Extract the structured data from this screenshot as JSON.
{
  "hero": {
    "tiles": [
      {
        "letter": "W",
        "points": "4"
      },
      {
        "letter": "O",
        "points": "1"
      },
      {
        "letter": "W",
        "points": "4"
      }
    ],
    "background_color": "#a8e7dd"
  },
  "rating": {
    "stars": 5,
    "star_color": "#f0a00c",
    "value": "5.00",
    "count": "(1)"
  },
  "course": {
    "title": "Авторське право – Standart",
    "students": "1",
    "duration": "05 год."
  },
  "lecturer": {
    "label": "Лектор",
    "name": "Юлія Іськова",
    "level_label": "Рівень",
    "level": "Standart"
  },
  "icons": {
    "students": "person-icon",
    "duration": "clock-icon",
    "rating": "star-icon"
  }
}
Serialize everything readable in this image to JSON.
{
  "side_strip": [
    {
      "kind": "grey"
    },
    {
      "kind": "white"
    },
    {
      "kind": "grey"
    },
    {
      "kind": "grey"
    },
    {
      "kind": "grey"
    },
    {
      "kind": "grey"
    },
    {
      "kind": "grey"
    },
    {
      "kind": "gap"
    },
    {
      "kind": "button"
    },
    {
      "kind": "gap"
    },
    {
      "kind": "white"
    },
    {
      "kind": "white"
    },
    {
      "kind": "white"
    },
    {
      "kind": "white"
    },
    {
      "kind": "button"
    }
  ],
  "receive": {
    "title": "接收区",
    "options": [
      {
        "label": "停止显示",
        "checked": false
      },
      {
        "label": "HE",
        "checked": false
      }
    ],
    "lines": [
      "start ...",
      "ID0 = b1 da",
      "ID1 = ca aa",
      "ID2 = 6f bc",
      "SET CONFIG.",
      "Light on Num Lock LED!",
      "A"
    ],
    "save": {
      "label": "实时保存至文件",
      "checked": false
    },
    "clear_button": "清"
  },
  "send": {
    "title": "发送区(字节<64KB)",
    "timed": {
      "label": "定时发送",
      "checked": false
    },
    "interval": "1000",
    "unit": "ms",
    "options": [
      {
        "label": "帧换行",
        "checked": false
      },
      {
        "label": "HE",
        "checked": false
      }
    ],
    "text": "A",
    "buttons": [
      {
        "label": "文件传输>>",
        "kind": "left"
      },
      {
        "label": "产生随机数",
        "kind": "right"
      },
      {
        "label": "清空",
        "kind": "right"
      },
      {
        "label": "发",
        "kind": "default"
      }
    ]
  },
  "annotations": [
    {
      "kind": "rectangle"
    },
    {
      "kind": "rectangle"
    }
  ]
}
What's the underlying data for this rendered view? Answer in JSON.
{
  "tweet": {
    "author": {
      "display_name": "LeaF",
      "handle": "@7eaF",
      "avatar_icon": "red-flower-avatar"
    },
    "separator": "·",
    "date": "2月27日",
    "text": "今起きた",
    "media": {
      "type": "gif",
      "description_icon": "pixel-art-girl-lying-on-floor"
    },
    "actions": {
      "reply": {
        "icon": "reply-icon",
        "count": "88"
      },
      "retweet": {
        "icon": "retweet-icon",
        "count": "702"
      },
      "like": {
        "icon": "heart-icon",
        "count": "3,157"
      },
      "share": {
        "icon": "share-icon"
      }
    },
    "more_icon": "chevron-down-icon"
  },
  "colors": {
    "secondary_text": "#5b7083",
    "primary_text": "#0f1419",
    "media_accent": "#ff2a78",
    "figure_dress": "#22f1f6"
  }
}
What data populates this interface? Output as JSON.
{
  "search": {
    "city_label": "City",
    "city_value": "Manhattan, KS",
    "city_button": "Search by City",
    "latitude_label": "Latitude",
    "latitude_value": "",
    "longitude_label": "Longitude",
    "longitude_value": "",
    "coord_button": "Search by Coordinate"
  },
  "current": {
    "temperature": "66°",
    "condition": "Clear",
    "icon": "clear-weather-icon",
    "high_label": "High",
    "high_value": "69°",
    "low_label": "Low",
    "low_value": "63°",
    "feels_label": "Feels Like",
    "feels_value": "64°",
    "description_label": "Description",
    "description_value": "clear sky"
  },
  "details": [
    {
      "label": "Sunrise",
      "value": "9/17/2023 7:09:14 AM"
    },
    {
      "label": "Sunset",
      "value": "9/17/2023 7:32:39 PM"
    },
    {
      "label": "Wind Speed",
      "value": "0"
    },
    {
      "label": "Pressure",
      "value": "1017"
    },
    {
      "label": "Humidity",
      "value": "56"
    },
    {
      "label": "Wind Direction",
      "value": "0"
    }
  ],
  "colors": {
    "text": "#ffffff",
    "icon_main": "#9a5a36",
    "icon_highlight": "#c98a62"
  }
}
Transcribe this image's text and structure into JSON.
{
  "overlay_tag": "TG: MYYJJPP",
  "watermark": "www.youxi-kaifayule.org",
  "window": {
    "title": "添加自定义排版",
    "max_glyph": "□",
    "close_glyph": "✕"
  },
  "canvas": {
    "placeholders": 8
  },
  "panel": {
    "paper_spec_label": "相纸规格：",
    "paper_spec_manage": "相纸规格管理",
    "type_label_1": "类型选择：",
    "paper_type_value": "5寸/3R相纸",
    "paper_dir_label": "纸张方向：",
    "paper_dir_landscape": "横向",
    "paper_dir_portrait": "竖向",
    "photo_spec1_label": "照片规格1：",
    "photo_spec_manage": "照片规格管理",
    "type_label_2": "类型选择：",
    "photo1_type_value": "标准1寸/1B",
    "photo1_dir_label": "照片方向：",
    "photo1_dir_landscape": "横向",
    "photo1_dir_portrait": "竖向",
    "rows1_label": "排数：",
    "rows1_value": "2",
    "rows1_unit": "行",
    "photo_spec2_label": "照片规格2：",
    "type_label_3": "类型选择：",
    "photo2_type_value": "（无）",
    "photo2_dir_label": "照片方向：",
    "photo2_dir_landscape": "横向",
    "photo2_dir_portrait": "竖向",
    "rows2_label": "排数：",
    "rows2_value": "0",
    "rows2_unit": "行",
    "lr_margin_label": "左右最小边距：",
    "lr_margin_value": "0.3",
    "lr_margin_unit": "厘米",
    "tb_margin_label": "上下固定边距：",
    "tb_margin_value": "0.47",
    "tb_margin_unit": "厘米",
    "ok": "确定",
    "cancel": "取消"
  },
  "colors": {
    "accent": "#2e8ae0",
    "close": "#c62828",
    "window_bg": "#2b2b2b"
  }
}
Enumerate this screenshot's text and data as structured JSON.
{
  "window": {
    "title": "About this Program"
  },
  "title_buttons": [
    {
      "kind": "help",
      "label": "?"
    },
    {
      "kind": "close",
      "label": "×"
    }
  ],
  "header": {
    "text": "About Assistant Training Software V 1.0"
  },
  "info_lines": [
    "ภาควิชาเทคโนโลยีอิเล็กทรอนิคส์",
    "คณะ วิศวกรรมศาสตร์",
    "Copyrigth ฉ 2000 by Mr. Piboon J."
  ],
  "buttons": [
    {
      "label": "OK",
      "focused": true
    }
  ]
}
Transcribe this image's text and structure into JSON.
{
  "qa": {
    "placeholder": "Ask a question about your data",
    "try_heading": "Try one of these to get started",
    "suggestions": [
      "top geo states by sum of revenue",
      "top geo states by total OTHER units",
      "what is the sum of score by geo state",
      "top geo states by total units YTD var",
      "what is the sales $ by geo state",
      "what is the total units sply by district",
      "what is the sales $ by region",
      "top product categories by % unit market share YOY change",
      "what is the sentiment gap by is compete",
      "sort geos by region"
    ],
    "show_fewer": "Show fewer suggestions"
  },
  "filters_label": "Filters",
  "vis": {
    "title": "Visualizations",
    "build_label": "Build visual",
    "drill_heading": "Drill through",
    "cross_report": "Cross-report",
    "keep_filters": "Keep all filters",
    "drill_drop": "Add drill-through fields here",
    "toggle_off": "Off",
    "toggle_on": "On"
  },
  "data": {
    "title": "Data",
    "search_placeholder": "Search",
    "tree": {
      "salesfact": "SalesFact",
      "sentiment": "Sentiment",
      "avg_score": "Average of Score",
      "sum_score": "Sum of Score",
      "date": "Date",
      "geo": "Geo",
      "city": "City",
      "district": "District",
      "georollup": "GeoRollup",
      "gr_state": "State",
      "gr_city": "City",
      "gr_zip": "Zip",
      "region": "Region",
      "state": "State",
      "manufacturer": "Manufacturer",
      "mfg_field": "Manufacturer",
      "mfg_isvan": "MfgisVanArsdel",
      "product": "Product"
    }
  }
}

■ **YOUR TASK**:
What is the number of lines in the listing that contain the string "district"? Reply with that number alone.

■ **EXERCISE RESULT**:
2